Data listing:
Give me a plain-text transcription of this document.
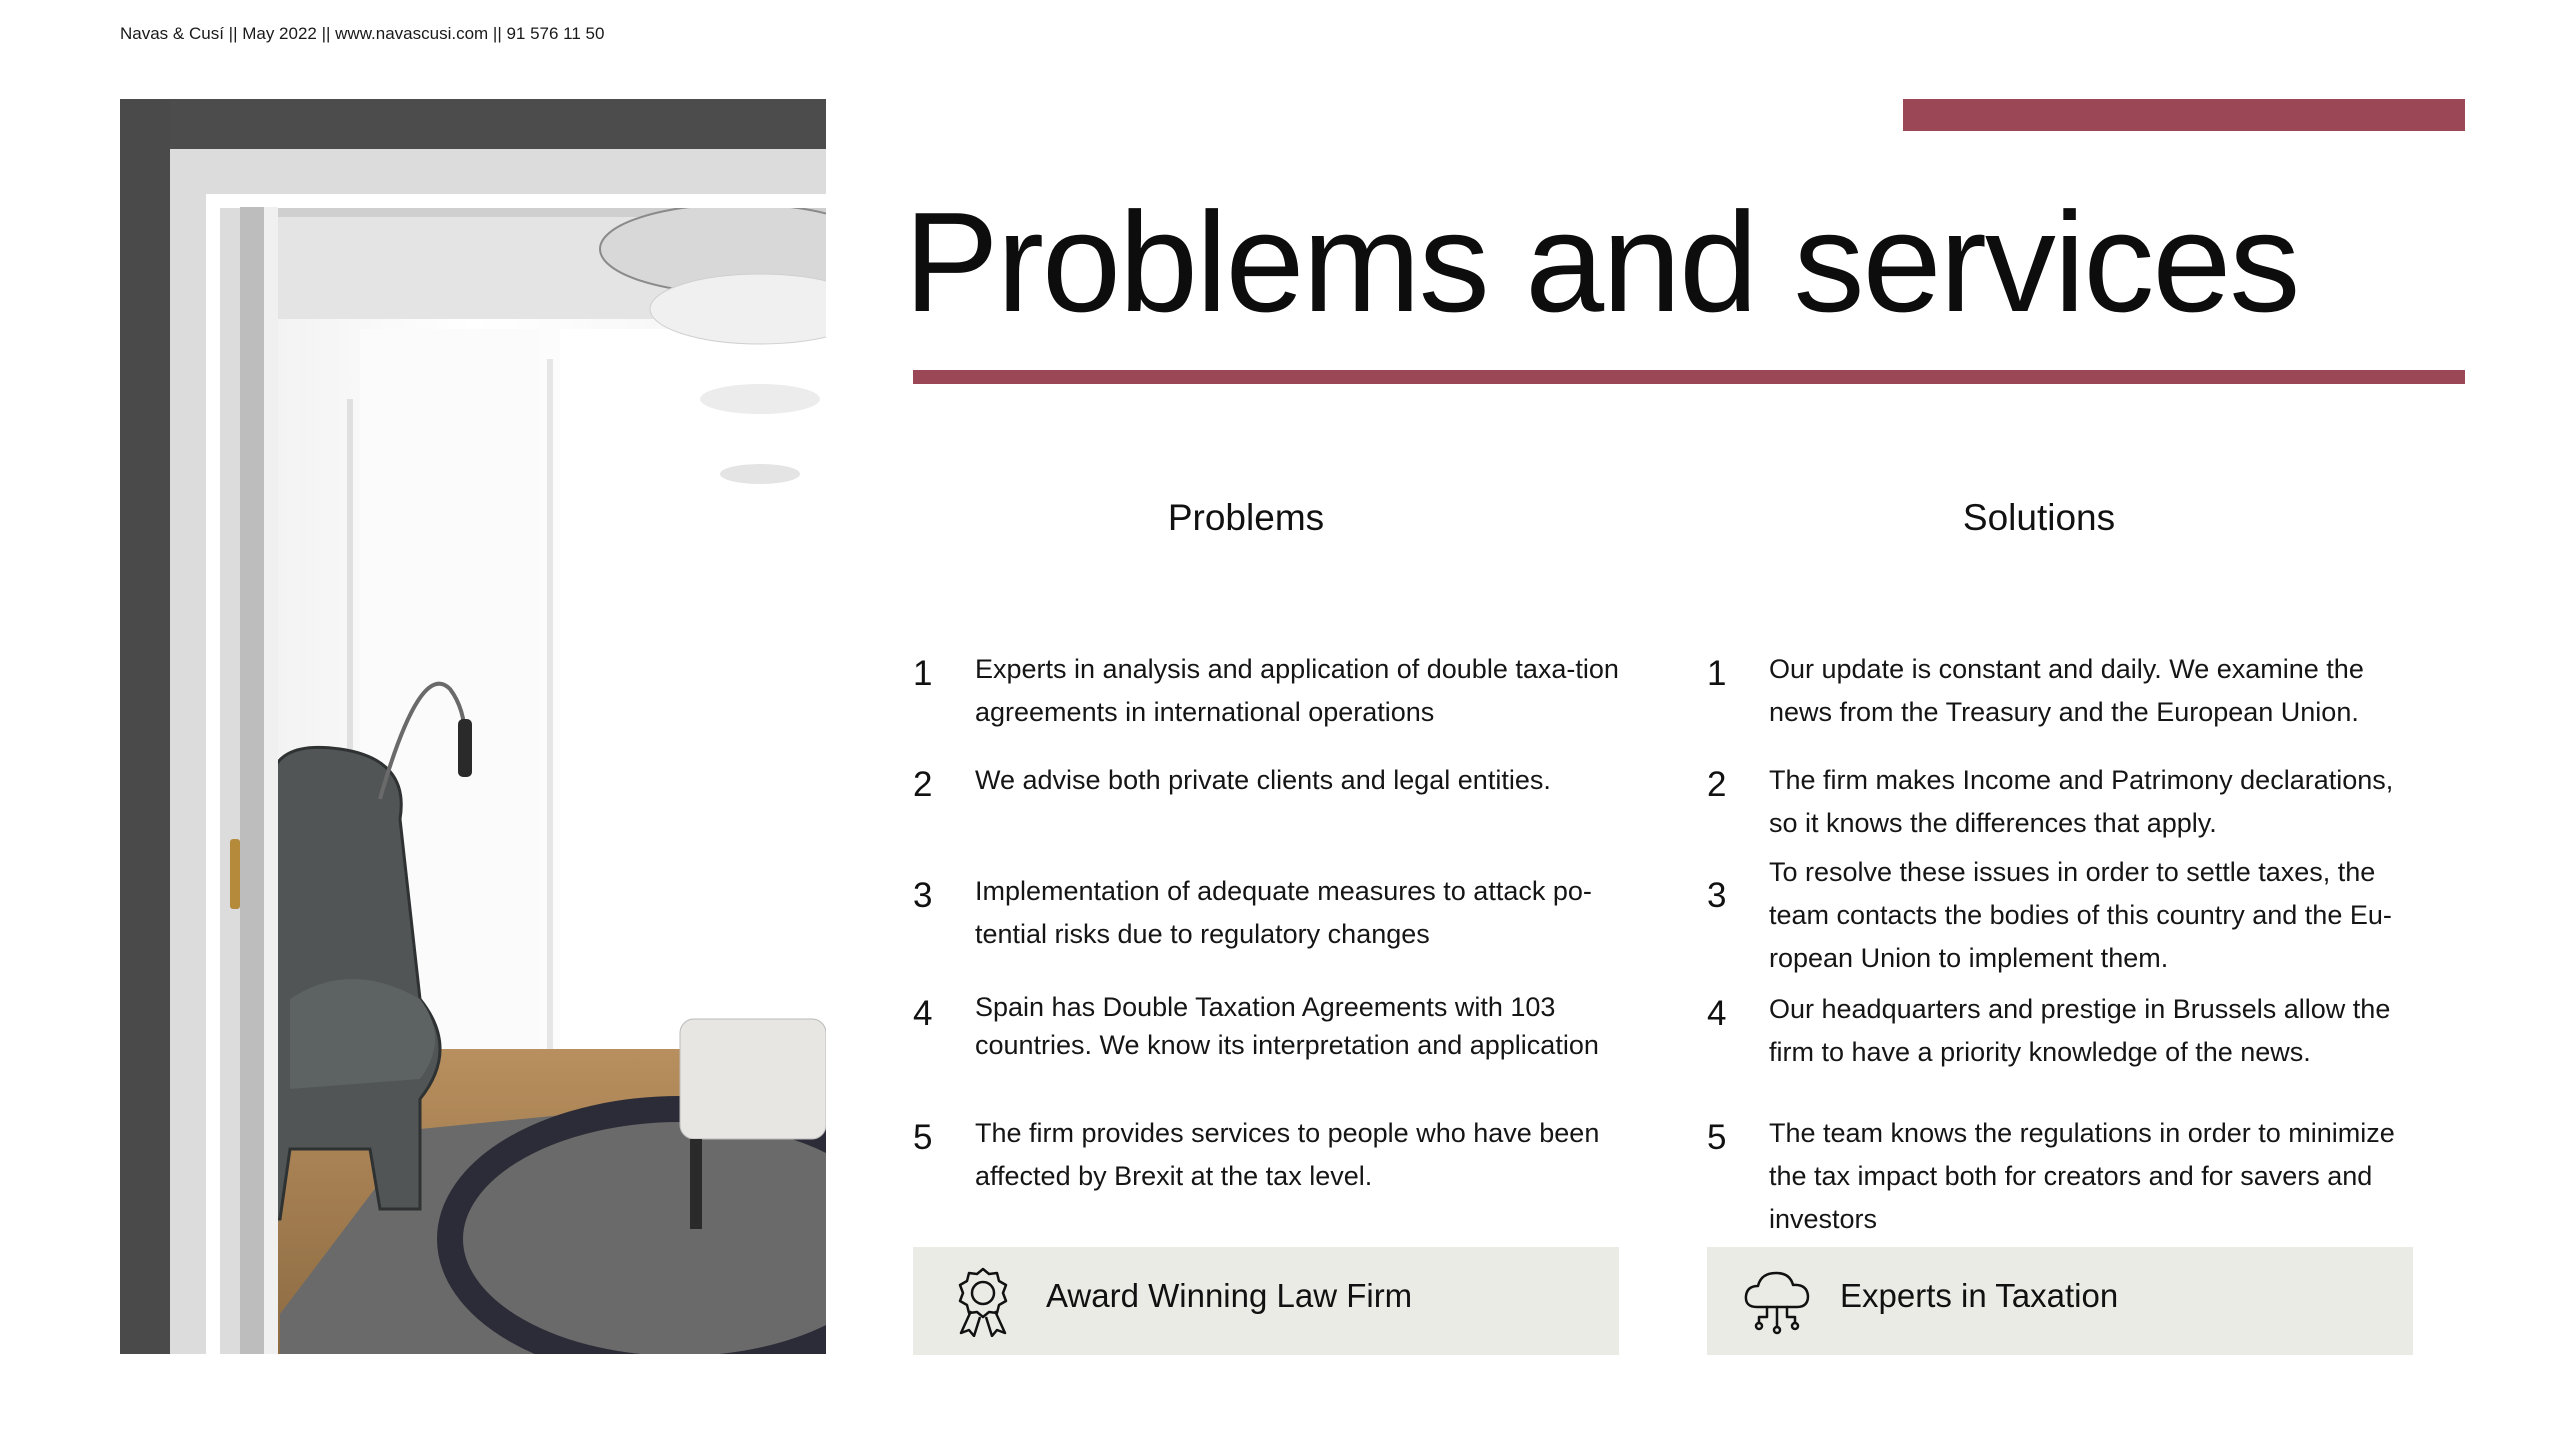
Navas & Cusí || May 2022 || www.navascusi.com || 91 576 11 50
Problems and services
Problems	Solutions
1 Experts in analysis and application of double taxa-tion agreements in international operations
2 We advise both private clients and legal entities.
3 Implementation of adequate measures to attack po-tential risks due to regulatory changes
4 Spain has Double Taxation Agreements with 103 countries. We know its interpretation and application
5 The firm provides services to people who have been affected by Brexit at the tax level.
1 Our update is constant and daily. We examine the news from the Treasury and the European Union.
2 The firm makes Income and Patrimony declarations, so it knows the differences that apply.
3
To resolve these issues in order to settle taxes, the team contacts the bodies of this country and the Eu-ropean Union to implement them.
4 Our headquarters and prestige in Brussels allow the firm to have a priority knowledge of the news.
5 The team knows the regulations in order to minimize the tax impact both for creators and for savers and investors
Award Winning Law Firm	Experts in Taxation
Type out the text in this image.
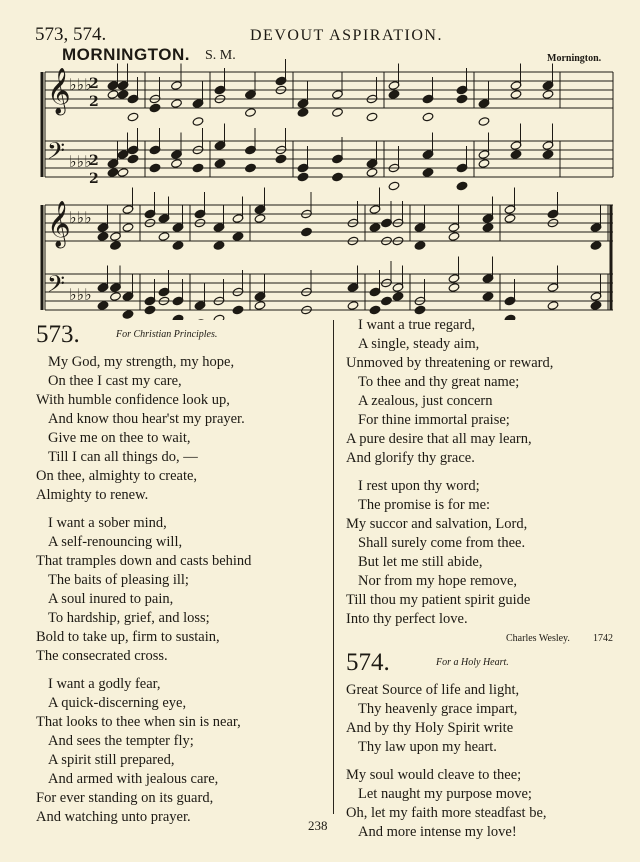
573, 574.	DEVOUT ASPIRATION.
MORNINGTON. S. M.	Mornington.
𝄞
♭♭♭
2
2
𝄢 ♭♭♭
2
2
𝄞
♭♭♭
𝄢 ♭♭♭
573.	For Christian Principles.
My God, my strength, my hope,
On thee I cast my care,
With humble confidence look up,
And know thou hear'st my prayer.
Give me on thee to wait,
Till I can all things do, —
On thee, almighty to create,
Almighty to renew.
I want a sober mind,
A self-renouncing will,
That tramples down and casts behind
The baits of pleasing ill;
A soul inured to pain,
To hardship, grief, and loss;
Bold to take up, firm to sustain,
The consecrated cross.
I want a godly fear,
A quick-discerning eye,
That looks to thee when sin is near,
And sees the tempter fly;
A spirit still prepared,
And armed with jealous care,
For ever standing on its guard,
And watching unto prayer.
I want a true regard,
A single, steady aim,
Unmoved by threatening or reward,
To thee and thy great name;
A zealous, just concern
For thine immortal praise;
A pure desire that all may learn,
And glorify thy grace.
I rest upon thy word;
The promise is for me:
My succor and salvation, Lord,
Shall surely come from thee.
But let me still abide,
Nor from my hope remove,
Till thou my patient spirit guide
Into thy perfect love.
Charles Wesley. 1742
574.	For a Holy Heart.
Great Source of life and light,
Thy heavenly grace impart,
And by thy Holy Spirit write
Thy law upon my heart.
My soul would cleave to thee;
Let naught my purpose move;
Oh, let my faith more steadfast be,
And more intense my love!
238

> [YOUR TASK]
Check every line for "order" and show the ones that have it.

> [RIGHT ANSWER]
To resolve these issues in order to settle taxes, the team contacts the bodies of this country and the Eu-ropean Union to implement them.
5 The team knows the regulations in order to minimize the tax impact both for creators and for savers and investors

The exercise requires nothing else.